▶ **Exercise prompt**:
Your reply should reproduce all the data below exactly while excluding the pictures.

[Document page entries with text]
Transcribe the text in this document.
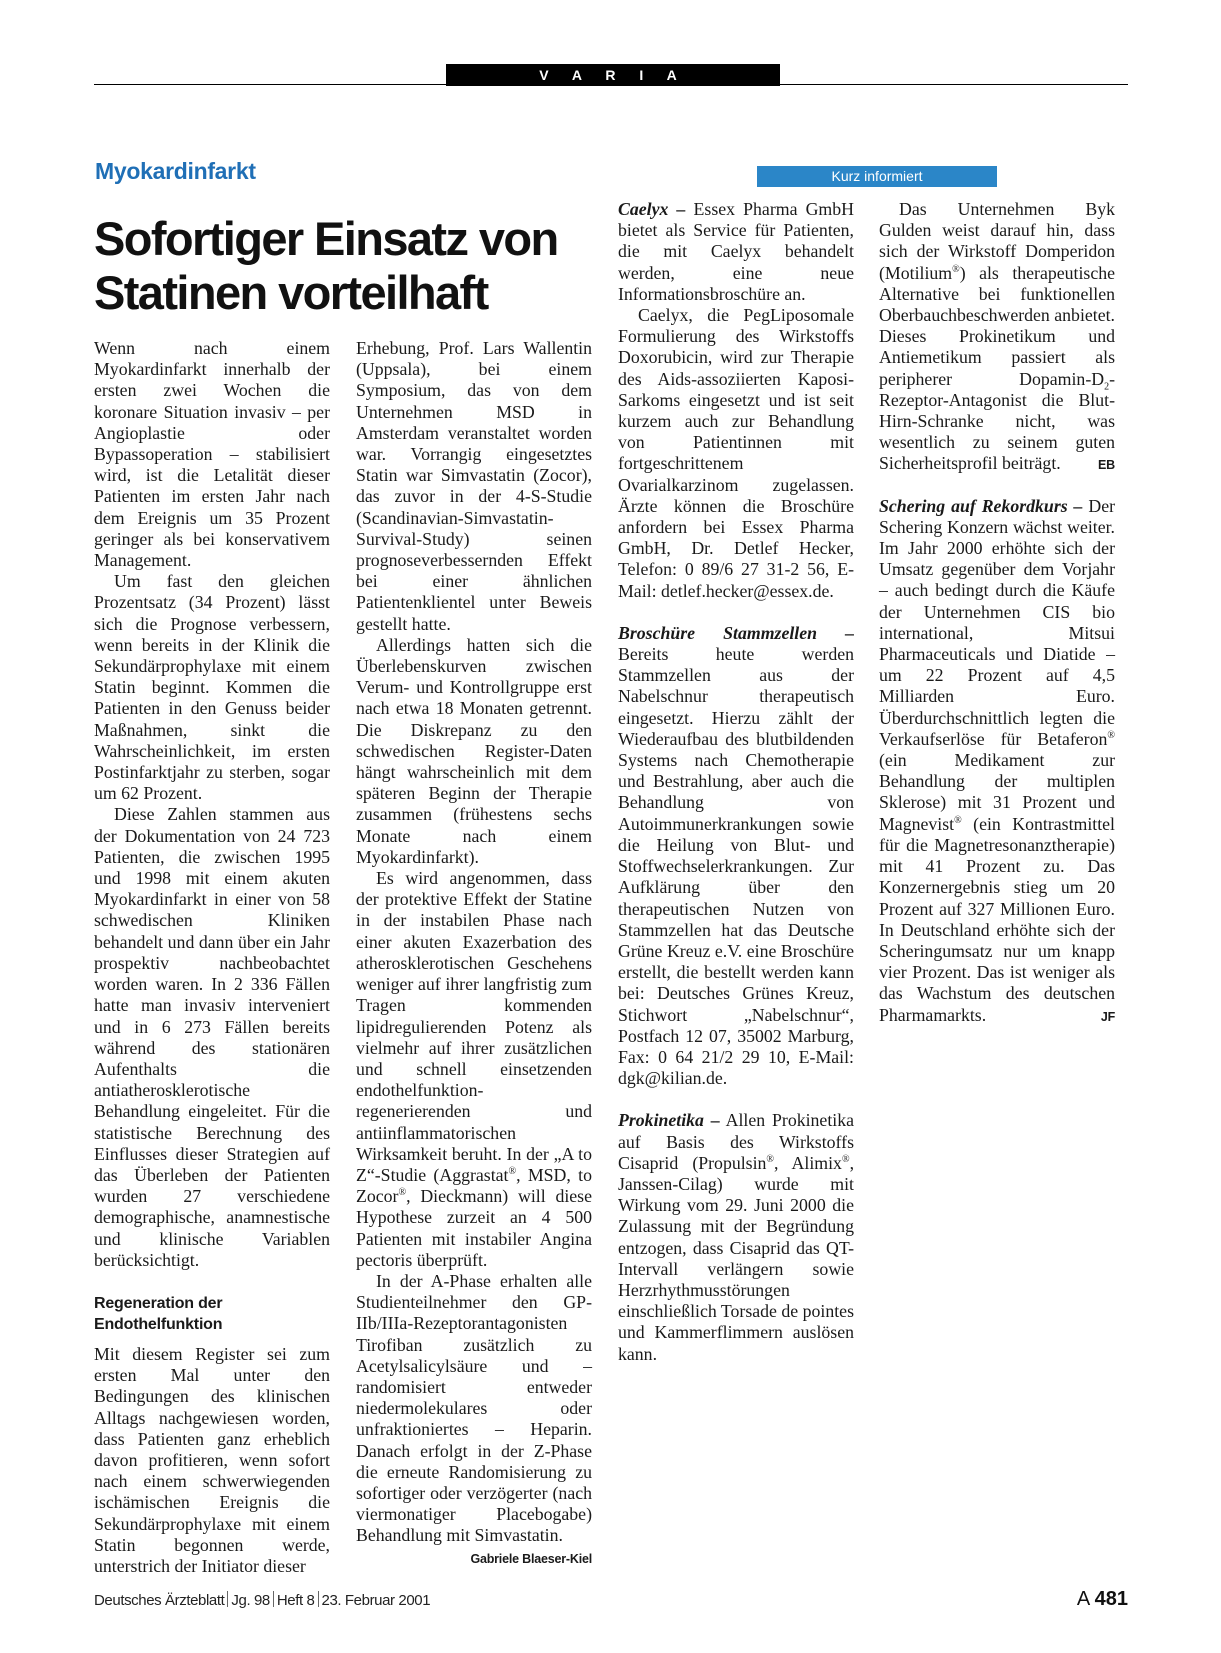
V A R I A
Myokardinfarkt
Sofortiger Einsatz von
Statinen vorteilhaft
Kurz informiert

Wenn nach einem Myokardinfarkt innerhalb der ersten zwei Wochen die koronare Situation invasiv – per Angioplastie oder Bypassoperation – stabilisiert wird, ist die Letalität dieser Patienten im ersten Jahr nach dem Ereignis um 35 Prozent geringer als bei konservativem Management.

Um fast den gleichen Prozentsatz (34 Prozent) lässt sich die Prognose verbessern, wenn bereits in der Klinik die Sekundärprophylaxe mit einem Statin beginnt. Kommen die Patienten in den Genuss beider Maßnahmen, sinkt die Wahrscheinlichkeit, im ersten Postinfarktjahr zu sterben, sogar um 62 Prozent.

Diese Zahlen stammen aus der Dokumentation von 24 723 Patienten, die zwischen 1995 und 1998 mit einem akuten Myokardinfarkt in einer von 58 schwedischen Kliniken behandelt und dann über ein Jahr prospektiv nachbeobachtet worden waren. In 2 336 Fällen hatte man invasiv interveniert und in 6 273 Fällen bereits während des stationären Aufenthalts die antiatherosklerotische Behandlung eingeleitet. Für die statistische Berechnung des Einflusses dieser Strategien auf das Überleben der Patienten wurden 27 verschiedene demographische, anamnestische und klinische Variablen berücksichtigt.

Regeneration der
Endothelfunktion

Mit diesem Register sei zum ersten Mal unter den Bedingungen des klinischen Alltags nachgewiesen worden, dass Patienten ganz erheblich davon profitieren, wenn sofort nach einem schwerwiegenden ischämischen Ereignis die Sekundärprophylaxe mit einem Statin begonnen werde, unterstrich der Initiator dieser

Erhebung, Prof. Lars Wallentin (Uppsala), bei einem Symposium, das von dem Unternehmen MSD in Amsterdam veranstaltet worden war. Vorrangig eingesetztes Statin war Simvastatin (Zocor), das zuvor in der 4-S-Studie (Scandinavian-Simvastatin-Survival-Study) seinen prognoseverbessernden Effekt bei einer ähnlichen Patientenklientel unter Beweis gestellt hatte.

Allerdings hatten sich die Überlebenskurven zwischen Verum- und Kontrollgruppe erst nach etwa 18 Monaten getrennt. Die Diskrepanz zu den schwedischen Register-Daten hängt wahrscheinlich mit dem späteren Beginn der Therapie zusammen (frühestens sechs Monate nach einem Myokardinfarkt).

Es wird angenommen, dass der protektive Effekt der Statine in der instabilen Phase nach einer akuten Exazerbation des atherosklerotischen Geschehens weniger auf ihrer langfristig zum Tragen kommenden lipidregulierenden Potenz als vielmehr auf ihrer zusätzlichen und schnell einsetzenden endothelfunktion-regenerierenden und antiinflammatorischen Wirksamkeit beruht. In der „A to Z“-Studie (Aggrastat®, MSD, to Zocor®, Dieckmann) will diese Hypothese zurzeit an 4 500 Patienten mit instabiler Angina pectoris überprüft.

In der A-Phase erhalten alle Studienteilnehmer den GP-IIb/IIIa-Rezeptorantagonisten Tirofiban zusätzlich zu Acetylsalicylsäure und – randomisiert entweder niedermolekulares oder unfraktioniertes – Heparin. Danach erfolgt in der Z-Phase die erneute Randomisierung zu sofortiger oder verzögerter (nach viermonatiger Placebogabe) Behandlung mit Simvastatin.
Gabriele Blaeser-Kiel

Caelyx – Essex Pharma GmbH bietet als Service für Patienten, die mit Caelyx behandelt werden, eine neue Informationsbroschüre an.

Caelyx, die PegLiposomale Formulierung des Wirkstoffs Doxorubicin, wird zur Therapie des Aids-assoziierten Kaposi-Sarkoms eingesetzt und ist seit kurzem auch zur Behandlung von Patientinnen mit fortgeschrittenem Ovarialkarzinom zugelassen. Ärzte können die Broschüre anfordern bei Essex Pharma GmbH, Dr. Detlef Hecker, Telefon: 0 89/6 27 31-2 56, E-Mail: detlef.hecker@essex.de.

Broschüre Stammzellen – Bereits heute werden Stammzellen aus der Nabelschnur therapeutisch eingesetzt. Hierzu zählt der Wiederaufbau des blutbildenden Systems nach Chemotherapie und Bestrahlung, aber auch die Behandlung von Autoimmunerkrankungen sowie die Heilung von Blut- und Stoffwechselerkrankungen. Zur Aufklärung über den therapeutischen Nutzen von Stammzellen hat das Deutsche Grüne Kreuz e.V. eine Broschüre erstellt, die bestellt werden kann bei: Deutsches Grünes Kreuz, Stichwort „Nabelschnur“, Postfach 12 07, 35002 Marburg, Fax: 0 64 21/2 29 10, E-Mail: dgk@kilian.de.

Prokinetika – Allen Prokinetika auf Basis des Wirkstoffs Cisaprid (Propulsin®, Alimix®, Janssen-Cilag) wurde mit Wirkung vom 29. Juni 2000 die Zulassung mit der Begründung entzogen, dass Cisaprid das QT-Intervall verlängern sowie Herzrhythmusstörungen einschließlich Torsade de pointes und Kammerflimmern auslösen kann.

Das Unternehmen Byk Gulden weist darauf hin, dass sich der Wirkstoff Domperidon (Motilium®) als therapeutische Alternative bei funktionellen Oberbauchbeschwerden anbietet. Dieses Prokinetikum und Antiemetikum passiert als peripherer Dopamin-$D_2-Rezeptor$-Antagonist die Blut-Hirn-Schranke nicht, was wesentlich zu seinem guten Sicherheitsprofil beiträgt.	EB

Schering auf Rekordkurs – Der Schering Konzern wächst weiter. Im Jahr 2000 erhöhte sich der Umsatz gegenüber dem Vorjahr – auch bedingt durch die Käufe der Unternehmen CIS bio international, Mitsui Pharmaceuticals und Diatide – um 22 Prozent auf 4,5 Milliarden Euro. Überdurchschnittlich legten die Verkaufserlöse für Betaferon® (ein Medikament zur Behandlung der multiplen Sklerose) mit 31 Prozent und Magnevist® (ein Kontrastmittel für die Magnetresonanztherapie) mit 41 Prozent zu. Das Konzernergebnis stieg um 20 Prozent auf 327 Millionen Euro. In Deutschland erhöhte sich der Scheringumsatz nur um knapp vier Prozent. Das ist weniger als das Wachstum des deutschen Pharmamarkts.	JF

Deutsches Ärzteblatt Jg. 98 Heft 8 23. Februar 2001	A 481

▶ **Answer for this exercise**:
Transcribe the text in this document.
V A R I A
Myokardinfarkt
Sofortiger Einsatz von
Statinen vorteilhaft
Kurz informiert

Wenn nach einem Myokardinfarkt innerhalb der ersten zwei Wochen die koronare Situation invasiv – per Angioplastie oder Bypassoperation – stabilisiert wird, ist die Letalität dieser Patienten im ersten Jahr nach dem Ereignis um 35 Prozent geringer als bei konservativem Management.

Um fast den gleichen Prozentsatz (34 Prozent) lässt sich die Prognose verbessern, wenn bereits in der Klinik die Sekundärprophylaxe mit einem Statin beginnt. Kommen die Patienten in den Genuss beider Maßnahmen, sinkt die Wahrscheinlichkeit, im ersten Postinfarktjahr zu sterben, sogar um 62 Prozent.

Diese Zahlen stammen aus der Dokumentation von 24 723 Patienten, die zwischen 1995 und 1998 mit einem akuten Myokardinfarkt in einer von 58 schwedischen Kliniken behandelt und dann über ein Jahr prospektiv nachbeobachtet worden waren. In 2 336 Fällen hatte man invasiv interveniert und in 6 273 Fällen bereits während des stationären Aufenthalts die antiatherosklerotische Behandlung eingeleitet. Für die statistische Berechnung des Einflusses dieser Strategien auf das Überleben der Patienten wurden 27 verschiedene demographische, anamnestische und klinische Variablen berücksichtigt.

Regeneration der
Endothelfunktion

Mit diesem Register sei zum ersten Mal unter den Bedingungen des klinischen Alltags nachgewiesen worden, dass Patienten ganz erheblich davon profitieren, wenn sofort nach einem schwerwiegenden ischämischen Ereignis die Sekundärprophylaxe mit einem Statin begonnen werde, unterstrich der Initiator dieser

Erhebung, Prof. Lars Wallentin (Uppsala), bei einem Symposium, das von dem Unternehmen MSD in Amsterdam veranstaltet worden war. Vorrangig eingesetztes Statin war Simvastatin (Zocor), das zuvor in der 4-S-Studie (Scandinavian-Simvastatin-Survival-Study) seinen prognoseverbessernden Effekt bei einer ähnlichen Patientenklientel unter Beweis gestellt hatte.

Allerdings hatten sich die Überlebenskurven zwischen Verum- und Kontrollgruppe erst nach etwa 18 Monaten getrennt. Die Diskrepanz zu den schwedischen Register-Daten hängt wahrscheinlich mit dem späteren Beginn der Therapie zusammen (frühestens sechs Monate nach einem Myokardinfarkt).

Es wird angenommen, dass der protektive Effekt der Statine in der instabilen Phase nach einer akuten Exazerbation des atherosklerotischen Geschehens weniger auf ihrer langfristig zum Tragen kommenden lipidregulierenden Potenz als vielmehr auf ihrer zusätzlichen und schnell einsetzenden endothelfunktion-regenerierenden und antiinflammatorischen Wirksamkeit beruht. In der „A to Z“-Studie (Aggrastat®, MSD, to Zocor®, Dieckmann) will diese Hypothese zurzeit an 4 500 Patienten mit instabiler Angina pectoris überprüft.

In der A-Phase erhalten alle Studienteilnehmer den GP-IIb/IIIa-Rezeptorantagonisten Tirofiban zusätzlich zu Acetylsalicylsäure und – randomisiert entweder niedermolekulares oder unfraktioniertes – Heparin. Danach erfolgt in der Z-Phase die erneute Randomisierung zu sofortiger oder verzögerter (nach viermonatiger Placebogabe) Behandlung mit Simvastatin.
Gabriele Blaeser-Kiel

Caelyx – Essex Pharma GmbH bietet als Service für Patienten, die mit Caelyx behandelt werden, eine neue Informationsbroschüre an.

Caelyx, die PegLiposomale Formulierung des Wirkstoffs Doxorubicin, wird zur Therapie des Aids-assoziierten Kaposi-Sarkoms eingesetzt und ist seit kurzem auch zur Behandlung von Patientinnen mit fortgeschrittenem Ovarialkarzinom zugelassen. Ärzte können die Broschüre anfordern bei Essex Pharma GmbH, Dr. Detlef Hecker, Telefon: 0 89/6 27 31-2 56, E-Mail: detlef.hecker@essex.de.

Broschüre Stammzellen – Bereits heute werden Stammzellen aus der Nabelschnur therapeutisch eingesetzt. Hierzu zählt der Wiederaufbau des blutbildenden Systems nach Chemotherapie und Bestrahlung, aber auch die Behandlung von Autoimmunerkrankungen sowie die Heilung von Blut- und Stoffwechselerkrankungen. Zur Aufklärung über den therapeutischen Nutzen von Stammzellen hat das Deutsche Grüne Kreuz e.V. eine Broschüre erstellt, die bestellt werden kann bei: Deutsches Grünes Kreuz, Stichwort „Nabelschnur“, Postfach 12 07, 35002 Marburg, Fax: 0 64 21/2 29 10, E-Mail: dgk@kilian.de.

Prokinetika – Allen Prokinetika auf Basis des Wirkstoffs Cisaprid (Propulsin®, Alimix®, Janssen-Cilag) wurde mit Wirkung vom 29. Juni 2000 die Zulassung mit der Begründung entzogen, dass Cisaprid das QT-Intervall verlängern sowie Herzrhythmusstörungen einschließlich Torsade de pointes und Kammerflimmern auslösen kann.

Das Unternehmen Byk Gulden weist darauf hin, dass sich der Wirkstoff Domperidon (Motilium®) als therapeutische Alternative bei funktionellen Oberbauchbeschwerden anbietet. Dieses Prokinetikum und Antiemetikum passiert als peripherer Dopamin-$D_2-Rezeptor$-Antagonist die Blut-Hirn-Schranke nicht, was wesentlich zu seinem guten Sicherheitsprofil beiträgt.	EB

Schering auf Rekordkurs – Der Schering Konzern wächst weiter. Im Jahr 2000 erhöhte sich der Umsatz gegenüber dem Vorjahr – auch bedingt durch die Käufe der Unternehmen CIS bio international, Mitsui Pharmaceuticals und Diatide – um 22 Prozent auf 4,5 Milliarden Euro. Überdurchschnittlich legten die Verkaufserlöse für Betaferon® (ein Medikament zur Behandlung der multiplen Sklerose) mit 31 Prozent und Magnevist® (ein Kontrastmittel für die Magnetresonanztherapie) mit 41 Prozent zu. Das Konzernergebnis stieg um 20 Prozent auf 327 Millionen Euro. In Deutschland erhöhte sich der Scheringumsatz nur um knapp vier Prozent. Das ist weniger als das Wachstum des deutschen Pharmamarkts.	JF

Deutsches Ärzteblatt Jg. 98 Heft 8 23. Februar 2001	A 481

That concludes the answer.